━━━ Passage given ━━━

Pipes & Wires
From the editor’s desk…
Welcome
to Pipes & Wires #194, which starts with a look at the third electricity
distribution price control in New Zealand. We then look at how the undersea
cables between France and Britain might be regulated in a post-Brexit world,
and examine the slowing progress with the Hinckley Point C nuclear power
station. Following that we look at some industry structural changes in the USA
and South Africa, and conclude with two tariff issues in the USA.
I’d
like to wish you and yours a merry Christmas, and Pipes & Wires will return
(probably) in February 2020.

━━━

- [Exercises to complete]
(a) Answer from the newsletter introduction:
(i) What issue number does it open?
(ii) Which nuclear power station is mentioned?
(iii) When does it say the newsletter will return?
(b) List every country named in the newsletter introduction, giving each only once.
The data after this newsletter introduction has no connection to it.

━━━ Data section ━━━

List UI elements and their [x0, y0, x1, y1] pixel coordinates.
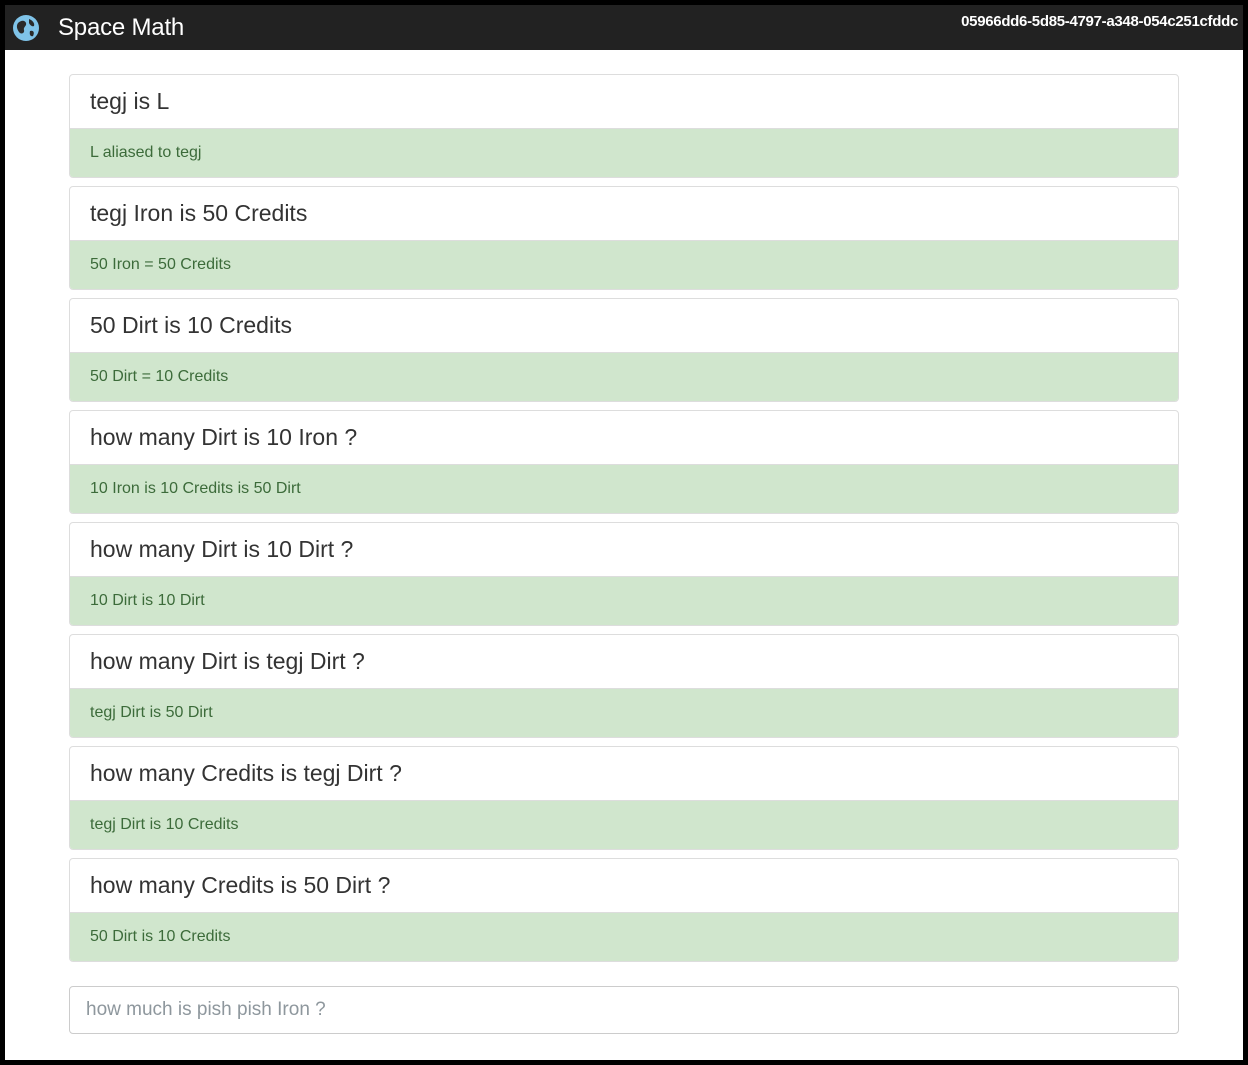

━━━

- [Outputs for the tasks]
(a)
(i) #194
(ii) Hinckley Point C
(iii) Probably in February 2020

(b) New Zealand, France, Britain, USA, South Africa